*Lista de tareas:*
- a) Responde tres preguntas sobre el texto de la finca Ciro Redondo:
(i) ¿En qué fortaleza se encontraba la escuela Camilo Cienfuegos?
(ii) ¿Qué fecha aparece en el texto?
(iii) ¿Con qué expresión catalogó el Che al ingeniero Guillermo Cid?
- b) Retoma el texto sobre la finca Ciro Redondo y sigue escribiéndolo a partir de donde termina.

*Texto proporcionado:*
———

Dijeron adiós a la escuela Camilo Cienfuegos, allá en la fortaleza del Morro, donde estos combatientes de la Sierra y el Escambray recibieron educación tras concluir la guerra. Fue en ese lugar donde presenciaron la visita de Ernesto Guevara quien les propuso marchar hacia la provincia de Matanzas. El propósito era fundar una unidad experimental en la cual las labores de autoabastecimiento serían la base para realizar investigaciones en los sectores agrícola y pecuario.

La finquita se llamaría Ciro Redondo, en honor al valiente capitán rebelde que pereciera en la invasión hacia occidente.

Es 11 de enero de 1962 y ahora comprenden la certeza de lo expresado por Guevara: “quienes se decidan a ir deben saber que será tan duro como la guerra”.


Tendrían que comer aquello que fuesen capaces de producir y criar, habría espacio para el estudio y una vez concluida la faena diaria, les esperaban horas de trabajo voluntario a fin de construir sus propias viviendas para reunirse nuevamente con los familiares que habían dejado en el otro extremo de la Isla.

No obstante, confiaban en el conocimiento del ingeniero Guillermo Cid, el “científico de manos callosas”, como lo catalogara el Che, pues conocía bien cómo extraerle los mejores frutos a aquellos terrenos.

Guillermo Cid

Transcurrieron casi seis meses durmiendo en el suelo, algunos en el piso de la casa colonial; otros, bajo la ceiba, o en el interior de una pequeña cueva.

———

*Información proporcionada:*
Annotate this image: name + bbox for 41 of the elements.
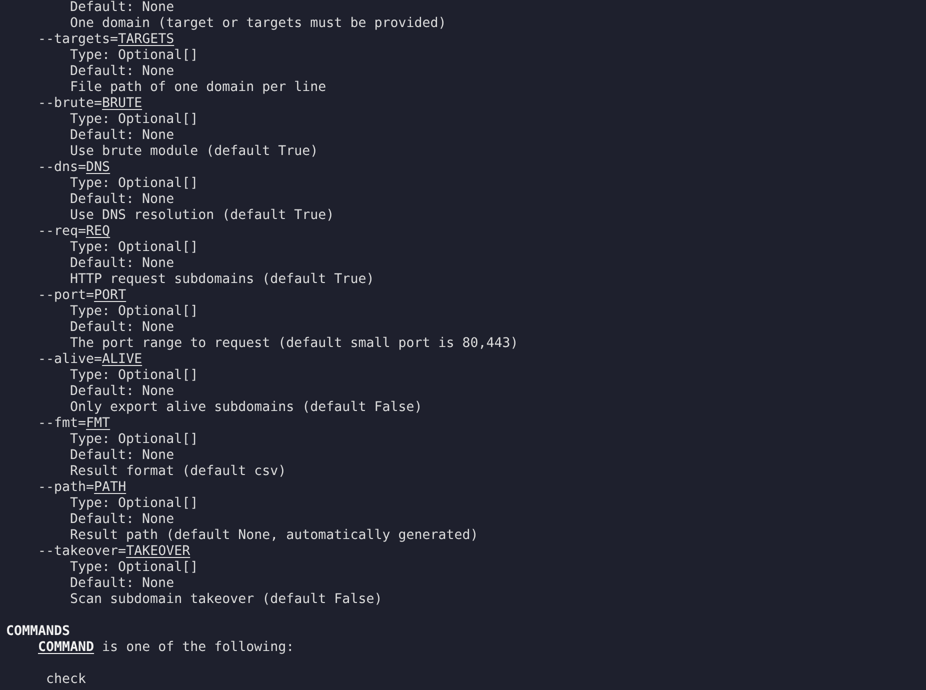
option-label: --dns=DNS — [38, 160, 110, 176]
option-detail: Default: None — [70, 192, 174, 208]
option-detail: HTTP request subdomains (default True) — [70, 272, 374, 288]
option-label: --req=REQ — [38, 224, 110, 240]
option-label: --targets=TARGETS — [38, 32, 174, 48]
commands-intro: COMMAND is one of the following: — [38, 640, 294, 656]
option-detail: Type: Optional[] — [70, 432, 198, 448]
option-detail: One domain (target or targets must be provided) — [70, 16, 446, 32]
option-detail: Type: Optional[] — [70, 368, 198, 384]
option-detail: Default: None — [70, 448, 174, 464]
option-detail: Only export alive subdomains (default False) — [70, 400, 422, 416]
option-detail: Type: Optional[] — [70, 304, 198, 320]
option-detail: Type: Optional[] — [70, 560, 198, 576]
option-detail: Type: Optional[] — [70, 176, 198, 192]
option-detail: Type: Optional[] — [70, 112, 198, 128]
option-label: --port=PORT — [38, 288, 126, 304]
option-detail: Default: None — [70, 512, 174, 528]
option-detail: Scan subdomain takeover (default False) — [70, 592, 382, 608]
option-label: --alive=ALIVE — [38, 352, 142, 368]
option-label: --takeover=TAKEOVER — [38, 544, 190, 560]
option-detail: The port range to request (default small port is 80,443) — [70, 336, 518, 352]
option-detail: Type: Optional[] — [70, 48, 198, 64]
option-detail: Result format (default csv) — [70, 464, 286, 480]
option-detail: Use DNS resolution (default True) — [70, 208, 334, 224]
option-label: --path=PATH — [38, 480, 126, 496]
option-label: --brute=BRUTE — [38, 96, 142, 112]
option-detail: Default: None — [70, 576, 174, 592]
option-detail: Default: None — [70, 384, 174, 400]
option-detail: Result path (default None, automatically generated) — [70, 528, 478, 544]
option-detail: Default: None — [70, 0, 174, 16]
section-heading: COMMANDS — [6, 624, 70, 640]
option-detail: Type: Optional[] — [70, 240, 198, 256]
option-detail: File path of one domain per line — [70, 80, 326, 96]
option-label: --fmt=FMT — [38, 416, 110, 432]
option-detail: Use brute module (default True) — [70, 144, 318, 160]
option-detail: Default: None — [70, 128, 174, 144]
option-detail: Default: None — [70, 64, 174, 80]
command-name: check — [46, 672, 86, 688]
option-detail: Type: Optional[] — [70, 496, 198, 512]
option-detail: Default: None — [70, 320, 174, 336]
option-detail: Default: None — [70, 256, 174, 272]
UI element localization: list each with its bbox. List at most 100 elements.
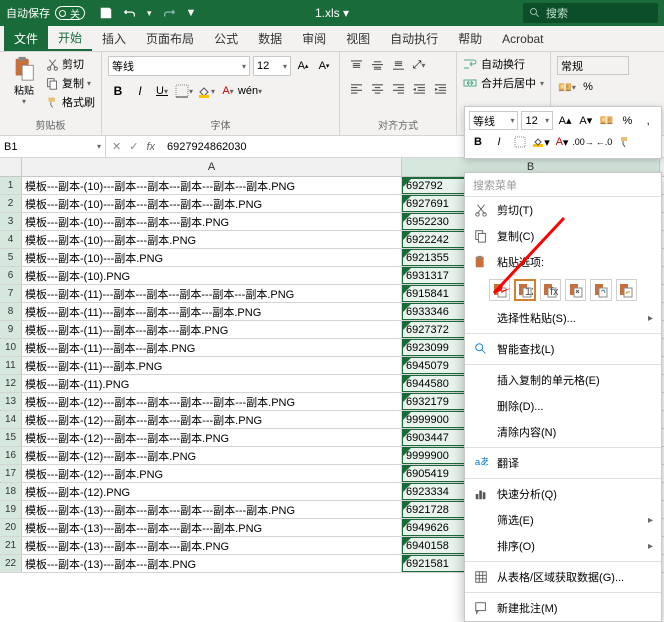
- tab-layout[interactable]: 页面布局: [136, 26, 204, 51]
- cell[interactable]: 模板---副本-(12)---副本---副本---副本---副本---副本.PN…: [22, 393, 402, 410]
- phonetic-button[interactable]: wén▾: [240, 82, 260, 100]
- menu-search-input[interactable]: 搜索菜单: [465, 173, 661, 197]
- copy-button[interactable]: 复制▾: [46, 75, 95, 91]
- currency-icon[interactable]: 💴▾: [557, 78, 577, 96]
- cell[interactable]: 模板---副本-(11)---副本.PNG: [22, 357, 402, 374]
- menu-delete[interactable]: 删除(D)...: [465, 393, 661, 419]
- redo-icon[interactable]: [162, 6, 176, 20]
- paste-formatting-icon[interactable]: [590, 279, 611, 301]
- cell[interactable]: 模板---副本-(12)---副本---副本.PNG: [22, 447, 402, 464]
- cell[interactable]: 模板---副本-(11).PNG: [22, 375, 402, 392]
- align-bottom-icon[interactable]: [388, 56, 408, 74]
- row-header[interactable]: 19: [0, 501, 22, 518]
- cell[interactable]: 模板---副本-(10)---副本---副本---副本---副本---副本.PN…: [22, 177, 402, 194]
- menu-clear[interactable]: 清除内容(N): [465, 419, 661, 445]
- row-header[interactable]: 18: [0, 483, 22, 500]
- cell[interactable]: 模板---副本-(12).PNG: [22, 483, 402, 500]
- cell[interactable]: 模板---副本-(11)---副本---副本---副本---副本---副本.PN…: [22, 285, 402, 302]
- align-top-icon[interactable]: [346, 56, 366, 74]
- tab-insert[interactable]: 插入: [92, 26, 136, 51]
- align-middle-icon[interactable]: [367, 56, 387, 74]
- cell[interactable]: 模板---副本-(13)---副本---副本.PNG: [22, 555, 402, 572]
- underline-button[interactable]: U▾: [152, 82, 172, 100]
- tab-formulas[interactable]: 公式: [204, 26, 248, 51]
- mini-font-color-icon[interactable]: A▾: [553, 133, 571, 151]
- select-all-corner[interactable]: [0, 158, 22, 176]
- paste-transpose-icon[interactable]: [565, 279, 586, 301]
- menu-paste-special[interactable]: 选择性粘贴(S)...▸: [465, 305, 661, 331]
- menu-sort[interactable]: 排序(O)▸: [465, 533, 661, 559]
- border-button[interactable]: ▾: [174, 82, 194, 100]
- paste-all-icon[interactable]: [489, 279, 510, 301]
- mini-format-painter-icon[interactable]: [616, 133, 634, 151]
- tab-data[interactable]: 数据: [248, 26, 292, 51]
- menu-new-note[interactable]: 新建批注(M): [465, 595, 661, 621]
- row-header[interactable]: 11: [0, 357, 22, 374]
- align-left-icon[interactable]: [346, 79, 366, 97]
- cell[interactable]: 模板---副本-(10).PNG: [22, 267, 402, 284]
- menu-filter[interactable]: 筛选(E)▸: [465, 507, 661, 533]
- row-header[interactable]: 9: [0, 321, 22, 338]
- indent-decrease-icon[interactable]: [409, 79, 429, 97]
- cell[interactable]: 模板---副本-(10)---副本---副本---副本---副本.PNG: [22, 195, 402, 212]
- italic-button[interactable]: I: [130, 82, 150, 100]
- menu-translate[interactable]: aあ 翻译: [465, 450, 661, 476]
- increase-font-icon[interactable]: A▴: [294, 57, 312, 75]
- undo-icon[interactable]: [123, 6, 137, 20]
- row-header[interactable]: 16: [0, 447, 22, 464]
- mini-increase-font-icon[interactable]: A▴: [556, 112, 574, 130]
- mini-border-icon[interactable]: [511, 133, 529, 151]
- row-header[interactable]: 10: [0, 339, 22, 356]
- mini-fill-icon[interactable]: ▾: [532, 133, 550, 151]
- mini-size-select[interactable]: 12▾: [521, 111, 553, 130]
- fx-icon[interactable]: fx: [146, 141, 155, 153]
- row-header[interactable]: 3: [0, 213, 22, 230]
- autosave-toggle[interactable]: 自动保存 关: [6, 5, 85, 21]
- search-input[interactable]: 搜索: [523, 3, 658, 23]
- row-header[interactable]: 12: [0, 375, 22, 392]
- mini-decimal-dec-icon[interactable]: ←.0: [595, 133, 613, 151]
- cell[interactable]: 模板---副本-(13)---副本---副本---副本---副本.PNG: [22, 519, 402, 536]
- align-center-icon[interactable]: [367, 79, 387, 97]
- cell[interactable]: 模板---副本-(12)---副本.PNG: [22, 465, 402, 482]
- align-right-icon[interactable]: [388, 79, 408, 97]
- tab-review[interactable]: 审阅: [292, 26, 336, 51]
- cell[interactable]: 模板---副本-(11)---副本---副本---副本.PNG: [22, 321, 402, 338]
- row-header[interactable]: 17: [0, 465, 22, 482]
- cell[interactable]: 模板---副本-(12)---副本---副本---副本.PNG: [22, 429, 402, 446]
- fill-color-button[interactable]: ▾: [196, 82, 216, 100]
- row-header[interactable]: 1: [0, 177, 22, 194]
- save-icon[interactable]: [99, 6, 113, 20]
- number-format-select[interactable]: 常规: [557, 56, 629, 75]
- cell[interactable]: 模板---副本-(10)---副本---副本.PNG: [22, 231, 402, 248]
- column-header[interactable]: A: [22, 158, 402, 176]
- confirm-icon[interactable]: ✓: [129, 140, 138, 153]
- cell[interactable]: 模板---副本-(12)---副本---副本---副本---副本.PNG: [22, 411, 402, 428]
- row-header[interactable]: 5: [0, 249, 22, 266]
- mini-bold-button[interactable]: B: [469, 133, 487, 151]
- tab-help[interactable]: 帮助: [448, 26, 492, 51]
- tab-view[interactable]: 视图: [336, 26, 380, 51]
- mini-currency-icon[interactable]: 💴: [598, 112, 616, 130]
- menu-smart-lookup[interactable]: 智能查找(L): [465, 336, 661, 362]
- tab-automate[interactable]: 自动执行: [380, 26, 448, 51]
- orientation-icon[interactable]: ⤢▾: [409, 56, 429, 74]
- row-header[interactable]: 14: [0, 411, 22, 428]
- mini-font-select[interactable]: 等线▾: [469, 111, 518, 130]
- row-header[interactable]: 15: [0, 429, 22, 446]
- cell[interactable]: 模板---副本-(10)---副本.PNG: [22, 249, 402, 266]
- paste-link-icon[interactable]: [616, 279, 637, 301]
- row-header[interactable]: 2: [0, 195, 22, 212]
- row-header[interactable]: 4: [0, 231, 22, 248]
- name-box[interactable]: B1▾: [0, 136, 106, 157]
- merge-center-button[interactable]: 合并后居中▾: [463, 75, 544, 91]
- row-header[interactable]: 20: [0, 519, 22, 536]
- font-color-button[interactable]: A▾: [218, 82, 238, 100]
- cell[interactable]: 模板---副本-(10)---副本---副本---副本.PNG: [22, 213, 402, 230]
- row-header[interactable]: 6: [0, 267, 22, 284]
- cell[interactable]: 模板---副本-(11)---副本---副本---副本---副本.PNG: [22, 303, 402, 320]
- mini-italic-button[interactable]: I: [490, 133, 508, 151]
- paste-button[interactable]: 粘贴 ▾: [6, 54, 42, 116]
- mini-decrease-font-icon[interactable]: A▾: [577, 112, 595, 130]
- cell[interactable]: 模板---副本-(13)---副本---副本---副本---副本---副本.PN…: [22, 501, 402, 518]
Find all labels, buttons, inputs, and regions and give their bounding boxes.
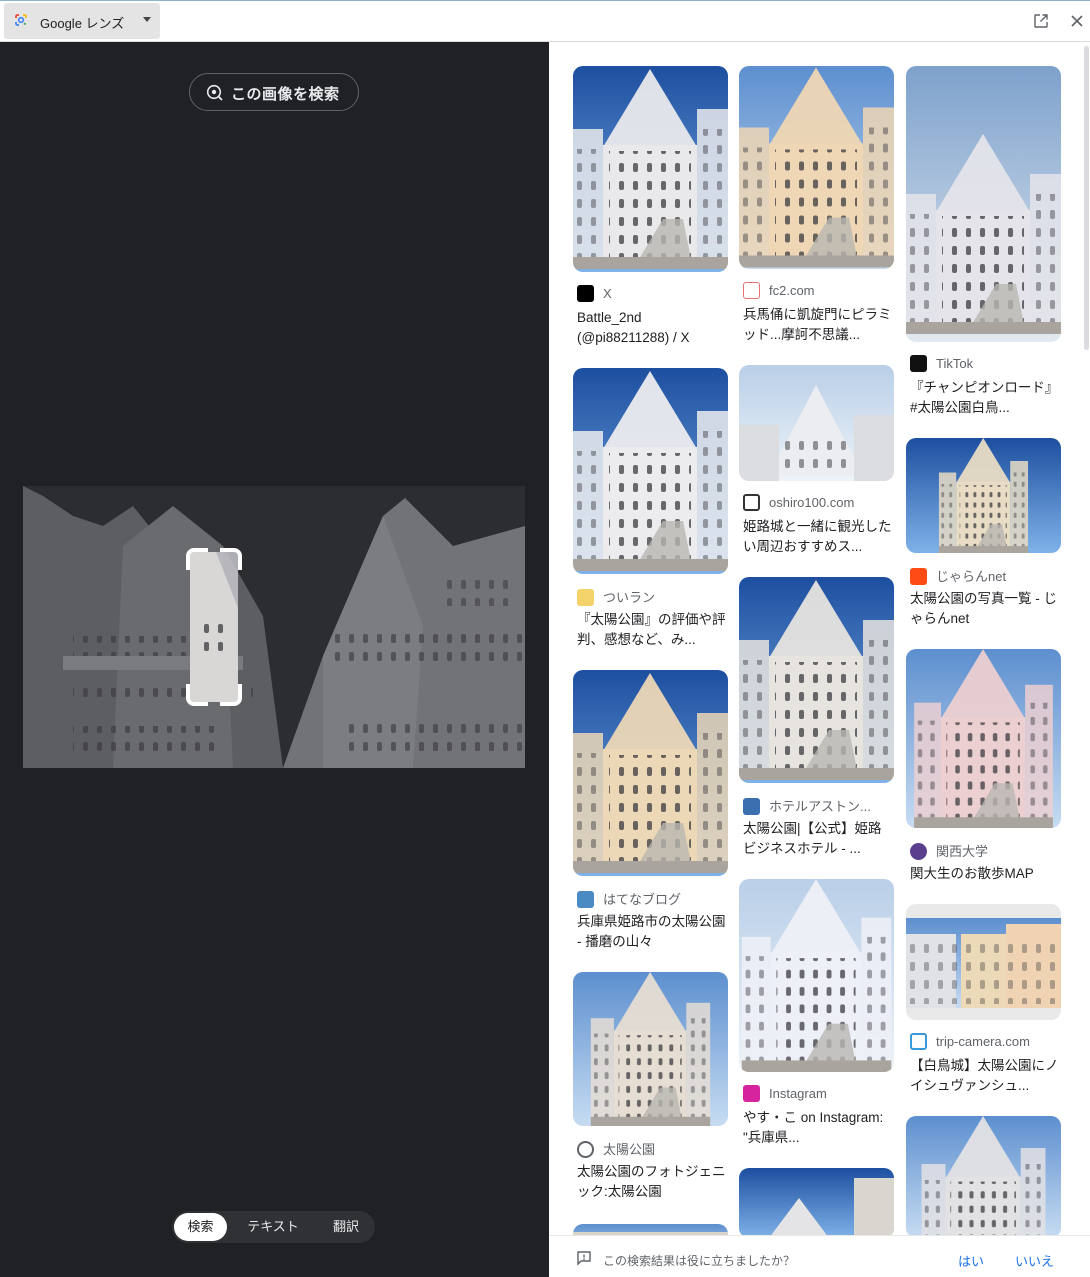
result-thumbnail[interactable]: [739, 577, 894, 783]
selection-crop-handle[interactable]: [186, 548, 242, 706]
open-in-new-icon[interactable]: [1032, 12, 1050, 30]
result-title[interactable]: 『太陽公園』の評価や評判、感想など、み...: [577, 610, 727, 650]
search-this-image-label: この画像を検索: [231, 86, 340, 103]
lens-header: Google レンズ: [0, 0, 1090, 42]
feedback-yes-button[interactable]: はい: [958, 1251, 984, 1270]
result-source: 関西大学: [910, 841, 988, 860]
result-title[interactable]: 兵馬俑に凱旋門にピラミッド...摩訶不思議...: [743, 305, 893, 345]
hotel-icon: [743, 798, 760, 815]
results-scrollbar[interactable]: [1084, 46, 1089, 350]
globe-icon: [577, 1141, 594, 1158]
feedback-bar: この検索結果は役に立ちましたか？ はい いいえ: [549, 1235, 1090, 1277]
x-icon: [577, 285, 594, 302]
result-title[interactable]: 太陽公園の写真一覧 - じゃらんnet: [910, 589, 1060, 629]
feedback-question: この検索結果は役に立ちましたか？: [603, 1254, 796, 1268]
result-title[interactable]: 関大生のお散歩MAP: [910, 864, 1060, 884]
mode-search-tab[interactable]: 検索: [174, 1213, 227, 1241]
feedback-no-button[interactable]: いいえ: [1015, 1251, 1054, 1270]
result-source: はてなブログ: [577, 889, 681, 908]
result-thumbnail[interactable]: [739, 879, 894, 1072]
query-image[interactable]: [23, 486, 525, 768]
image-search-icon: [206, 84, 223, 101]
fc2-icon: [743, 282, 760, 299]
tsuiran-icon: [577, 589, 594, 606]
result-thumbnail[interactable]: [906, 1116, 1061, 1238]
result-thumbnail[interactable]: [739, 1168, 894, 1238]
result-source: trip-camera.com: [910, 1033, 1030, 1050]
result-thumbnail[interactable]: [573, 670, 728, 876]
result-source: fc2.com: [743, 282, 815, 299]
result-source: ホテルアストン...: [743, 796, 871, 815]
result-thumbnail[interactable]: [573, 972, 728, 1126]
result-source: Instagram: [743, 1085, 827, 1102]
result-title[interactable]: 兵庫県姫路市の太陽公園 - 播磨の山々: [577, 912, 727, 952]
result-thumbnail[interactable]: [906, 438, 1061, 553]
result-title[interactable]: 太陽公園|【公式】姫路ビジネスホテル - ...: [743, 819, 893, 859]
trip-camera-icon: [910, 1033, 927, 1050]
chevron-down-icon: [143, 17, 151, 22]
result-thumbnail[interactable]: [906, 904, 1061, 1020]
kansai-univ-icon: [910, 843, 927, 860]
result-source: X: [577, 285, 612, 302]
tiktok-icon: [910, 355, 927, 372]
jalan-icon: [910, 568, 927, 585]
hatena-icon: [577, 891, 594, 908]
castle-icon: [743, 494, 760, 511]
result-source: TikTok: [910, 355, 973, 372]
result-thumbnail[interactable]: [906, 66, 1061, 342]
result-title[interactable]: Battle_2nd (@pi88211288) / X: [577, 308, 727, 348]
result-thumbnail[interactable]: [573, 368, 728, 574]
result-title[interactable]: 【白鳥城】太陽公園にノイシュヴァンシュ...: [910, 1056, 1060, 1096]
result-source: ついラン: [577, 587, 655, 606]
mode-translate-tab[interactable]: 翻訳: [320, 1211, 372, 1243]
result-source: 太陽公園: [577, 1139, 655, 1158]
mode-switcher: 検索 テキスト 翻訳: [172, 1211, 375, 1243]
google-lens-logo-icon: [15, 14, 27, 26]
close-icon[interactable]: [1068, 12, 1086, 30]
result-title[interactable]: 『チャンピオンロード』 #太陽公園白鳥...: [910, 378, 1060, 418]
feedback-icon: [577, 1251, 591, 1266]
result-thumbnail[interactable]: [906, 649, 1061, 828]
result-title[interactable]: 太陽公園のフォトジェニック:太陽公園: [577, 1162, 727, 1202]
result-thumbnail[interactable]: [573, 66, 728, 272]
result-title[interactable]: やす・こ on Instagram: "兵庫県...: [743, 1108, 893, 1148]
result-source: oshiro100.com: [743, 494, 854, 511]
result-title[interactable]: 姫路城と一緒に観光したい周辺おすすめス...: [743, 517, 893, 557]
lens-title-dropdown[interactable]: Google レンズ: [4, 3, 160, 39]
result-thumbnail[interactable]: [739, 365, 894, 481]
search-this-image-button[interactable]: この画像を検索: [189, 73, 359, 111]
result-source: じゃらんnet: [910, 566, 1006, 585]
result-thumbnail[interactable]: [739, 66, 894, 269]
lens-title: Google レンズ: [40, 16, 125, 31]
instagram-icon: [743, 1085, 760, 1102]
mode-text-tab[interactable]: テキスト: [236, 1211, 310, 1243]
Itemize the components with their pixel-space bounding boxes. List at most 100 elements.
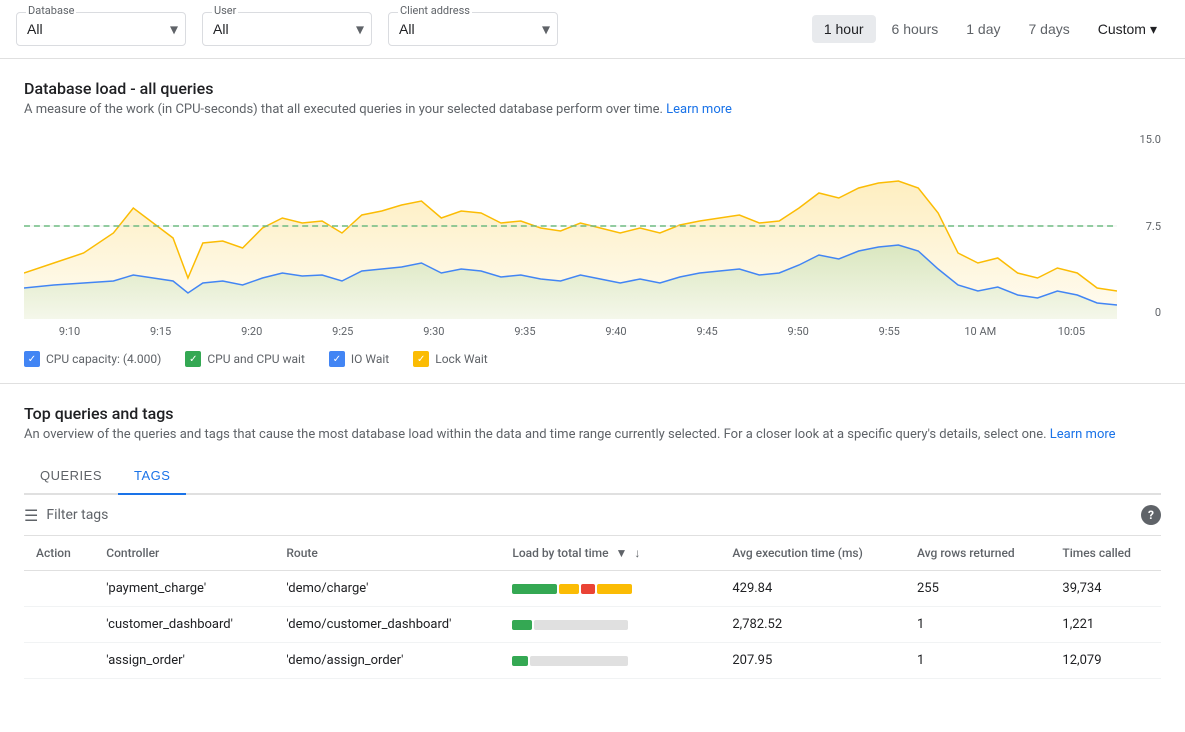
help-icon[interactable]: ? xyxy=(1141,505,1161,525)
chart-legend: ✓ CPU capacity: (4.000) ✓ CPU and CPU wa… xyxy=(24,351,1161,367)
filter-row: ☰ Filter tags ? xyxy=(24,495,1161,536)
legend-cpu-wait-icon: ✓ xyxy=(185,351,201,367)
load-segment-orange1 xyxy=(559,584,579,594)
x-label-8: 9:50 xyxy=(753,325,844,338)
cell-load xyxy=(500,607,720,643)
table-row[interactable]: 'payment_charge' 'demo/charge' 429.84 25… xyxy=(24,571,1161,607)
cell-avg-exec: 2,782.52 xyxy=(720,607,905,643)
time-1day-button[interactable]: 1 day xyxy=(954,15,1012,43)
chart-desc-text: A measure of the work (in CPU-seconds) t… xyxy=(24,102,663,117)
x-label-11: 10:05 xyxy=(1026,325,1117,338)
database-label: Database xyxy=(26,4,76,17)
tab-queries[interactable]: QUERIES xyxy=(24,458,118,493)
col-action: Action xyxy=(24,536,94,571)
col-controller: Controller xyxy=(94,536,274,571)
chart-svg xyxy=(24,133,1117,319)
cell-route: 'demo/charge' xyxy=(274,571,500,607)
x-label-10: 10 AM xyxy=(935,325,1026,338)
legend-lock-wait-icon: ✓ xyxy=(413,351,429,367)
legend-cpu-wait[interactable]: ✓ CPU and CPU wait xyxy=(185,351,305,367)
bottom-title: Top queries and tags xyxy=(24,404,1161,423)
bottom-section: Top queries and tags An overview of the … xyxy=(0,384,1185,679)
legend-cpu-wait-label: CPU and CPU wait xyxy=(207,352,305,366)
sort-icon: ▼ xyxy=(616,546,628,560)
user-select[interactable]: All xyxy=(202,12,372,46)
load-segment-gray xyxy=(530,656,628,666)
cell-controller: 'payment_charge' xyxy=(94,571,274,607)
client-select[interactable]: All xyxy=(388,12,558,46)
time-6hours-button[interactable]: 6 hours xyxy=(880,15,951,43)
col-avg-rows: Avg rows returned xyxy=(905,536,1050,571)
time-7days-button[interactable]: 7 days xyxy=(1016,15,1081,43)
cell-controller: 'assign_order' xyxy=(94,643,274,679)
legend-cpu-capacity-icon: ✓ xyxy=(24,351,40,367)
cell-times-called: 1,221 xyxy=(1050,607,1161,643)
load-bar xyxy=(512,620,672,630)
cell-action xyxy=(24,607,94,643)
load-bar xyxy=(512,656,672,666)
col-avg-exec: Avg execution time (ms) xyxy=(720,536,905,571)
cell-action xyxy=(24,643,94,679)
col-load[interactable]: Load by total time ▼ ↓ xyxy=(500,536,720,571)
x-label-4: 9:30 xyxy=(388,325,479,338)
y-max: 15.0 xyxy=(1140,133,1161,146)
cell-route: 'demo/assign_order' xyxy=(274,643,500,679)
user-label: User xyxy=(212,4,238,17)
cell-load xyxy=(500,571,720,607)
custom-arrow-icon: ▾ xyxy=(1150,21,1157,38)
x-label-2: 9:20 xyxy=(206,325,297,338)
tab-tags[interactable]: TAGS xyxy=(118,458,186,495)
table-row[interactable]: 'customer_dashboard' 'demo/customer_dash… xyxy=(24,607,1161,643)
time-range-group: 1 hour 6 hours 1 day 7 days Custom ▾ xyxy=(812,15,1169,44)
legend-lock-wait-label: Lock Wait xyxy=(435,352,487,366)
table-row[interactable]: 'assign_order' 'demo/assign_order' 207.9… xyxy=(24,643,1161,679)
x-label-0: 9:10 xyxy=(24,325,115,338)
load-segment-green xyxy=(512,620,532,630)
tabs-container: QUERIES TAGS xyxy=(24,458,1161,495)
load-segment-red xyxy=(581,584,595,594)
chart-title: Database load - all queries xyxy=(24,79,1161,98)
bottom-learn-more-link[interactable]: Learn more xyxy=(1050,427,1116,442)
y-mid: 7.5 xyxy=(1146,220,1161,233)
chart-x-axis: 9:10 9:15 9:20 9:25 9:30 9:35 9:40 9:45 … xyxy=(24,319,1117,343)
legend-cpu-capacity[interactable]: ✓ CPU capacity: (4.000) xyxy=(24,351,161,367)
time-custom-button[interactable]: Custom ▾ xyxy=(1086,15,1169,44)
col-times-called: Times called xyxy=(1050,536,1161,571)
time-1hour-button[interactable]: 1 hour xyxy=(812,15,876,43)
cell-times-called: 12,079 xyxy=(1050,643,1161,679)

———

*Respuestas del ejercicio:*
- a)
(i) En la fortaleza del Morro.
(ii) El 11 de enero de 1962.
(iii) Como el "científico de manos callosas".

- b)
los primeros edificios en levantarse fueron el laboratorio y  la escuela. Desde ese momento el licenciado Raúl Arteche, que había venido de la Universidad de La Habana, se encargó de la superación. Más adelante aparecieron la cocina comedor, el albergue, el almacén, la nave para el depósito de la producción, la fábrica de embutidos, de hielo, de vinos, quesos y aceites, la perfumería, el taller de maquinaria, la carpintería, la casita de las milicias y una cantina.

escuela

De igual forma, mejoraron la vaquería María Luisa, se crearon tres naves pequeñas para la crianza de pollo, se construyó la vaquería Satélite y se acondicionó una pista de aterrizaje que utilizaría el Che para sus constantes visitas en las cuales compartía las labores y hablaba de la importancia de forjar el hombre nuevo.

“Aunque viniera con su mujer y sus hijos dormía en el albergue. No quiso ningún tipo de privilegios. Una vez llegó a la cocina  después de que terminamos de comer arroz con frijoles carita y revoltillo y, cuando el cocinero le trajo una bandeja con carne, la llevó para adentro, pidió el mismo menú que nos habían dado y mandó a trabajar en la agricultura al cocinero por guataca”, comenta Álvarez a sus compañeros que no pueden evitar sonreír.

La esposa e hijos del Che visitaron en varias ocasiones la unidad experimental

En disímiles momentos lo vieron “volteando todo el lugar” sobre el caballo del antiguo dueño de la finca, el cual conseguía domar a pesar de su fama de genioso. El mismo Troche vio cuando uno de los de la tropa le dijo: “ustedes tienen tanta bulla con ese caballo y yo soy capaz de montarme y darle dos cuartazos. El Che se apeó y le contestó:- así que eres buen jinete, pues ven-. Aquel hombre montó, le dio dos cuerazos y de inmediato el animal salió corriendo solo dejándolo tendido en medio del cañaveral”.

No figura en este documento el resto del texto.